▸ What the task requires
Quote all of the data exactly as given. Skip every picture it contains.
--- start Supplied material ---
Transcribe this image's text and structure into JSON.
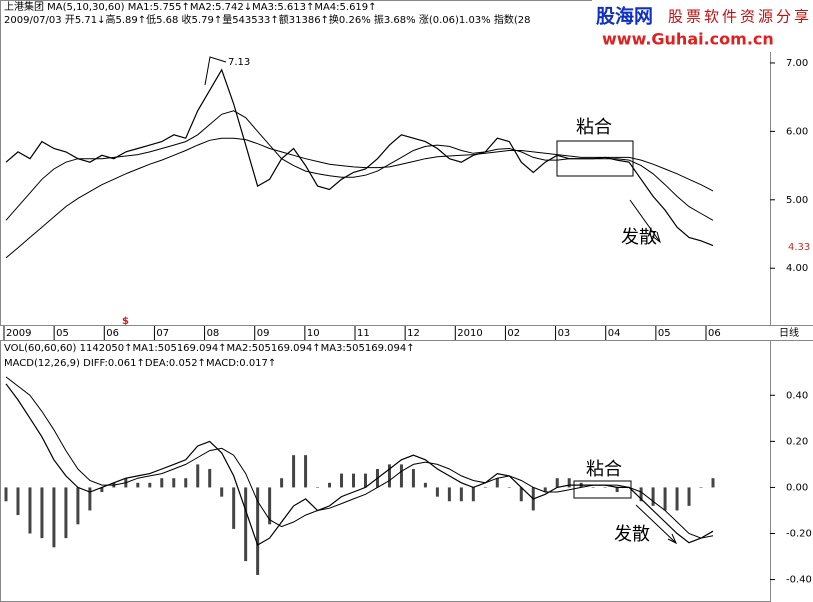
{
  "header": {
    "line1": "上港集团 MA(5,10,30,60) MA1:5.755↑MA2:5.742↓MA3:5.613↑MA4:5.619↑",
    "line2": "2009/07/03 开5.71↓高5.89↑低5.68 收5.79↑量543533↑额31386↑换0.26% 振3.68% 涨(0.06)1.03% 指数(28",
    "logo_main": "股海网",
    "logo_tag": "股票软件资源分享",
    "logo_url": "www.Guhai.com.cn"
  },
  "chart_data": [
    {
      "type": "line",
      "xlabels": [
        "2009",
        "05",
        "06",
        "07",
        "08",
        "09",
        "10",
        "11",
        "12",
        "2010",
        "02",
        "03",
        "04",
        "05",
        "06"
      ],
      "period_label": "日线",
      "ylim": [
        3.17,
        7.92
      ],
      "yticks": [
        {
          "value": 4,
          "label": "4.00"
        },
        {
          "value": 5,
          "label": "5.00"
        },
        {
          "value": 6,
          "label": "6.00"
        },
        {
          "value": 7,
          "label": "7.00"
        }
      ],
      "annotations": {
        "peak": "7.13",
        "converge": "粘合",
        "diverge": "发散",
        "last": "4.33",
        "marker": "$"
      },
      "series": [
        {
          "name": "收",
          "color": "#000000",
          "width": 1.2,
          "values": [
            5.55,
            5.7,
            5.6,
            5.85,
            5.75,
            5.7,
            5.6,
            5.55,
            5.65,
            5.6,
            5.7,
            5.75,
            5.8,
            5.85,
            5.95,
            5.9,
            6.3,
            6.6,
            6.9,
            6.4,
            5.8,
            5.2,
            5.3,
            5.6,
            5.75,
            5.5,
            5.2,
            5.15,
            5.3,
            5.4,
            5.45,
            5.6,
            5.8,
            5.95,
            5.9,
            5.85,
            5.75,
            5.6,
            5.55,
            5.65,
            5.7,
            5.9,
            5.85,
            5.55,
            5.4,
            5.55,
            5.65,
            5.6,
            5.6,
            5.6,
            5.62,
            5.58,
            5.55,
            5.3,
            5.05,
            4.85,
            4.6,
            4.45,
            4.4,
            4.33
          ]
        },
        {
          "name": "MA3",
          "color": "#000000",
          "width": 1,
          "values": [
            4.7,
            4.9,
            5.1,
            5.3,
            5.45,
            5.55,
            5.6,
            5.6,
            5.6,
            5.62,
            5.64,
            5.66,
            5.7,
            5.75,
            5.8,
            5.85,
            5.95,
            6.1,
            6.25,
            6.3,
            6.2,
            6.0,
            5.8,
            5.6,
            5.5,
            5.42,
            5.38,
            5.35,
            5.33,
            5.33,
            5.36,
            5.42,
            5.52,
            5.62,
            5.72,
            5.78,
            5.8,
            5.78,
            5.72,
            5.68,
            5.7,
            5.74,
            5.75,
            5.7,
            5.62,
            5.58,
            5.58,
            5.6,
            5.6,
            5.6,
            5.6,
            5.6,
            5.58,
            5.5,
            5.38,
            5.22,
            5.05,
            4.9,
            4.8,
            4.7
          ]
        },
        {
          "name": "MA4",
          "color": "#000000",
          "width": 1,
          "values": [
            4.15,
            4.3,
            4.45,
            4.6,
            4.75,
            4.9,
            5.02,
            5.12,
            5.22,
            5.3,
            5.38,
            5.45,
            5.52,
            5.58,
            5.65,
            5.72,
            5.8,
            5.87,
            5.9,
            5.9,
            5.88,
            5.82,
            5.75,
            5.7,
            5.65,
            5.6,
            5.56,
            5.52,
            5.5,
            5.48,
            5.47,
            5.47,
            5.48,
            5.52,
            5.56,
            5.6,
            5.63,
            5.64,
            5.65,
            5.66,
            5.68,
            5.7,
            5.72,
            5.72,
            5.7,
            5.68,
            5.66,
            5.64,
            5.62,
            5.62,
            5.62,
            5.62,
            5.62,
            5.58,
            5.52,
            5.45,
            5.38,
            5.3,
            5.22,
            5.13
          ]
        }
      ]
    },
    {
      "type": "line",
      "header1": "VOL(60,60,60) 1142050↑MA1:505169.094↑MA2:505169.094↑MA3:505169.094↑",
      "header2": "MACD(12,26,9) DIFF:0.061↑DEA:0.052↑MACD:0.017↑",
      "ylim": [
        -0.48,
        0.64
      ],
      "yticks": [
        {
          "value": 0.4,
          "label": "0.40"
        },
        {
          "value": 0.2,
          "label": "0.20"
        },
        {
          "value": 0,
          "label": "0.00"
        },
        {
          "value": -0.2,
          "label": "-0.20"
        },
        {
          "value": -0.4,
          "label": "-0.40"
        }
      ],
      "annotations": {
        "converge": "粘合",
        "diverge": "发散"
      },
      "series": [
        {
          "name": "MACD",
          "type": "bar",
          "color": "#444444",
          "values": [
            -0.06,
            -0.12,
            -0.2,
            -0.22,
            -0.26,
            -0.22,
            -0.16,
            -0.1,
            -0.02,
            0.02,
            0.04,
            0.02,
            0.02,
            0.04,
            0.04,
            0.04,
            0.1,
            0.08,
            -0.04,
            -0.18,
            -0.32,
            -0.38,
            -0.16,
            0.04,
            0.14,
            0.14,
            0.0,
            0.02,
            0.06,
            0.06,
            0.06,
            0.08,
            0.1,
            0.1,
            0.08,
            0.02,
            -0.04,
            -0.06,
            -0.06,
            -0.06,
            0.0,
            0.04,
            0.0,
            -0.06,
            -0.1,
            -0.02,
            0.04,
            0.04,
            0.02,
            0.0,
            0.0,
            -0.02,
            0.0,
            -0.06,
            -0.08,
            -0.1,
            -0.1,
            -0.08,
            0.0,
            0.04
          ]
        },
        {
          "name": "DIFF",
          "color": "#000000",
          "width": 1.2,
          "values": [
            0.45,
            0.38,
            0.3,
            0.22,
            0.12,
            0.05,
            0.0,
            -0.02,
            0.0,
            0.02,
            0.04,
            0.05,
            0.06,
            0.08,
            0.1,
            0.12,
            0.18,
            0.2,
            0.15,
            0.05,
            -0.1,
            -0.25,
            -0.22,
            -0.15,
            -0.08,
            -0.05,
            -0.1,
            -0.08,
            -0.04,
            -0.02,
            0.0,
            0.04,
            0.08,
            0.12,
            0.14,
            0.12,
            0.08,
            0.05,
            0.02,
            0.0,
            0.02,
            0.06,
            0.05,
            0.0,
            -0.05,
            -0.03,
            0.0,
            0.01,
            0.01,
            0.01,
            0.01,
            0.0,
            0.0,
            -0.05,
            -0.1,
            -0.15,
            -0.2,
            -0.24,
            -0.22,
            -0.19
          ]
        },
        {
          "name": "DEA",
          "color": "#000000",
          "width": 1,
          "values": [
            0.48,
            0.44,
            0.4,
            0.33,
            0.25,
            0.16,
            0.08,
            0.03,
            0.01,
            0.01,
            0.02,
            0.04,
            0.05,
            0.06,
            0.08,
            0.1,
            0.13,
            0.16,
            0.17,
            0.14,
            0.06,
            -0.06,
            -0.14,
            -0.17,
            -0.15,
            -0.12,
            -0.1,
            -0.09,
            -0.07,
            -0.05,
            -0.03,
            0.0,
            0.03,
            0.07,
            0.1,
            0.11,
            0.1,
            0.08,
            0.05,
            0.03,
            0.02,
            0.04,
            0.05,
            0.03,
            0.0,
            -0.02,
            -0.02,
            -0.01,
            0.0,
            0.01,
            0.01,
            0.01,
            0.0,
            -0.02,
            -0.06,
            -0.1,
            -0.15,
            -0.2,
            -0.22,
            -0.21
          ]
        }
      ]
    }
  ]
}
--- end Supplied material ---
▸ Answer for this exercise
Transcribe this image's text and structure into JSON.
{
  "header": {
    "line1": "上港集团 MA(5,10,30,60) MA1:5.755↑MA2:5.742↓MA3:5.613↑MA4:5.619↑",
    "line2": "2009/07/03 开5.71↓高5.89↑低5.68 收5.79↑量543533↑额31386↑换0.26% 振3.68% 涨(0.06)1.03% 指数(28",
    "logo_main": "股海网",
    "logo_tag": "股票软件资源分享",
    "logo_url": "www.Guhai.com.cn"
  },
  "chart_data": [
    {
      "type": "line",
      "xlabels": [
        "2009",
        "05",
        "06",
        "07",
        "08",
        "09",
        "10",
        "11",
        "12",
        "2010",
        "02",
        "03",
        "04",
        "05",
        "06"
      ],
      "period_label": "日线",
      "ylim": [
        3.17,
        7.92
      ],
      "yticks": [
        {
          "value": 4,
          "label": "4.00"
        },
        {
          "value": 5,
          "label": "5.00"
        },
        {
          "value": 6,
          "label": "6.00"
        },
        {
          "value": 7,
          "label": "7.00"
        }
      ],
      "annotations": {
        "peak": "7.13",
        "converge": "粘合",
        "diverge": "发散",
        "last": "4.33",
        "marker": "$"
      },
      "series": [
        {
          "name": "收",
          "color": "#000000",
          "width": 1.2,
          "values": [
            5.55,
            5.7,
            5.6,
            5.85,
            5.75,
            5.7,
            5.6,
            5.55,
            5.65,
            5.6,
            5.7,
            5.75,
            5.8,
            5.85,
            5.95,
            5.9,
            6.3,
            6.6,
            6.9,
            6.4,
            5.8,
            5.2,
            5.3,
            5.6,
            5.75,
            5.5,
            5.2,
            5.15,
            5.3,
            5.4,
            5.45,
            5.6,
            5.8,
            5.95,
            5.9,
            5.85,
            5.75,
            5.6,
            5.55,
            5.65,
            5.7,
            5.9,
            5.85,
            5.55,
            5.4,
            5.55,
            5.65,
            5.6,
            5.6,
            5.6,
            5.62,
            5.58,
            5.55,
            5.3,
            5.05,
            4.85,
            4.6,
            4.45,
            4.4,
            4.33
          ]
        },
        {
          "name": "MA3",
          "color": "#000000",
          "width": 1,
          "values": [
            4.7,
            4.9,
            5.1,
            5.3,
            5.45,
            5.55,
            5.6,
            5.6,
            5.6,
            5.62,
            5.64,
            5.66,
            5.7,
            5.75,
            5.8,
            5.85,
            5.95,
            6.1,
            6.25,
            6.3,
            6.2,
            6.0,
            5.8,
            5.6,
            5.5,
            5.42,
            5.38,
            5.35,
            5.33,
            5.33,
            5.36,
            5.42,
            5.52,
            5.62,
            5.72,
            5.78,
            5.8,
            5.78,
            5.72,
            5.68,
            5.7,
            5.74,
            5.75,
            5.7,
            5.62,
            5.58,
            5.58,
            5.6,
            5.6,
            5.6,
            5.6,
            5.6,
            5.58,
            5.5,
            5.38,
            5.22,
            5.05,
            4.9,
            4.8,
            4.7
          ]
        },
        {
          "name": "MA4",
          "color": "#000000",
          "width": 1,
          "values": [
            4.15,
            4.3,
            4.45,
            4.6,
            4.75,
            4.9,
            5.02,
            5.12,
            5.22,
            5.3,
            5.38,
            5.45,
            5.52,
            5.58,
            5.65,
            5.72,
            5.8,
            5.87,
            5.9,
            5.9,
            5.88,
            5.82,
            5.75,
            5.7,
            5.65,
            5.6,
            5.56,
            5.52,
            5.5,
            5.48,
            5.47,
            5.47,
            5.48,
            5.52,
            5.56,
            5.6,
            5.63,
            5.64,
            5.65,
            5.66,
            5.68,
            5.7,
            5.72,
            5.72,
            5.7,
            5.68,
            5.66,
            5.64,
            5.62,
            5.62,
            5.62,
            5.62,
            5.62,
            5.58,
            5.52,
            5.45,
            5.38,
            5.3,
            5.22,
            5.13
          ]
        }
      ]
    },
    {
      "type": "line",
      "header1": "VOL(60,60,60) 1142050↑MA1:505169.094↑MA2:505169.094↑MA3:505169.094↑",
      "header2": "MACD(12,26,9) DIFF:0.061↑DEA:0.052↑MACD:0.017↑",
      "ylim": [
        -0.48,
        0.64
      ],
      "yticks": [
        {
          "value": 0.4,
          "label": "0.40"
        },
        {
          "value": 0.2,
          "label": "0.20"
        },
        {
          "value": 0,
          "label": "0.00"
        },
        {
          "value": -0.2,
          "label": "-0.20"
        },
        {
          "value": -0.4,
          "label": "-0.40"
        }
      ],
      "annotations": {
        "converge": "粘合",
        "diverge": "发散"
      },
      "series": [
        {
          "name": "MACD",
          "type": "bar",
          "color": "#444444",
          "values": [
            -0.06,
            -0.12,
            -0.2,
            -0.22,
            -0.26,
            -0.22,
            -0.16,
            -0.1,
            -0.02,
            0.02,
            0.04,
            0.02,
            0.02,
            0.04,
            0.04,
            0.04,
            0.1,
            0.08,
            -0.04,
            -0.18,
            -0.32,
            -0.38,
            -0.16,
            0.04,
            0.14,
            0.14,
            0.0,
            0.02,
            0.06,
            0.06,
            0.06,
            0.08,
            0.1,
            0.1,
            0.08,
            0.02,
            -0.04,
            -0.06,
            -0.06,
            -0.06,
            0.0,
            0.04,
            0.0,
            -0.06,
            -0.1,
            -0.02,
            0.04,
            0.04,
            0.02,
            0.0,
            0.0,
            -0.02,
            0.0,
            -0.06,
            -0.08,
            -0.1,
            -0.1,
            -0.08,
            0.0,
            0.04
          ]
        },
        {
          "name": "DIFF",
          "color": "#000000",
          "width": 1.2,
          "values": [
            0.45,
            0.38,
            0.3,
            0.22,
            0.12,
            0.05,
            0.0,
            -0.02,
            0.0,
            0.02,
            0.04,
            0.05,
            0.06,
            0.08,
            0.1,
            0.12,
            0.18,
            0.2,
            0.15,
            0.05,
            -0.1,
            -0.25,
            -0.22,
            -0.15,
            -0.08,
            -0.05,
            -0.1,
            -0.08,
            -0.04,
            -0.02,
            0.0,
            0.04,
            0.08,
            0.12,
            0.14,
            0.12,
            0.08,
            0.05,
            0.02,
            0.0,
            0.02,
            0.06,
            0.05,
            0.0,
            -0.05,
            -0.03,
            0.0,
            0.01,
            0.01,
            0.01,
            0.01,
            0.0,
            0.0,
            -0.05,
            -0.1,
            -0.15,
            -0.2,
            -0.24,
            -0.22,
            -0.19
          ]
        },
        {
          "name": "DEA",
          "color": "#000000",
          "width": 1,
          "values": [
            0.48,
            0.44,
            0.4,
            0.33,
            0.25,
            0.16,
            0.08,
            0.03,
            0.01,
            0.01,
            0.02,
            0.04,
            0.05,
            0.06,
            0.08,
            0.1,
            0.13,
            0.16,
            0.17,
            0.14,
            0.06,
            -0.06,
            -0.14,
            -0.17,
            -0.15,
            -0.12,
            -0.1,
            -0.09,
            -0.07,
            -0.05,
            -0.03,
            0.0,
            0.03,
            0.07,
            0.1,
            0.11,
            0.1,
            0.08,
            0.05,
            0.03,
            0.02,
            0.04,
            0.05,
            0.03,
            0.0,
            -0.02,
            -0.02,
            -0.01,
            0.0,
            0.01,
            0.01,
            0.01,
            0.0,
            -0.02,
            -0.06,
            -0.1,
            -0.15,
            -0.2,
            -0.22,
            -0.21
          ]
        }
      ]
    }
  ]
}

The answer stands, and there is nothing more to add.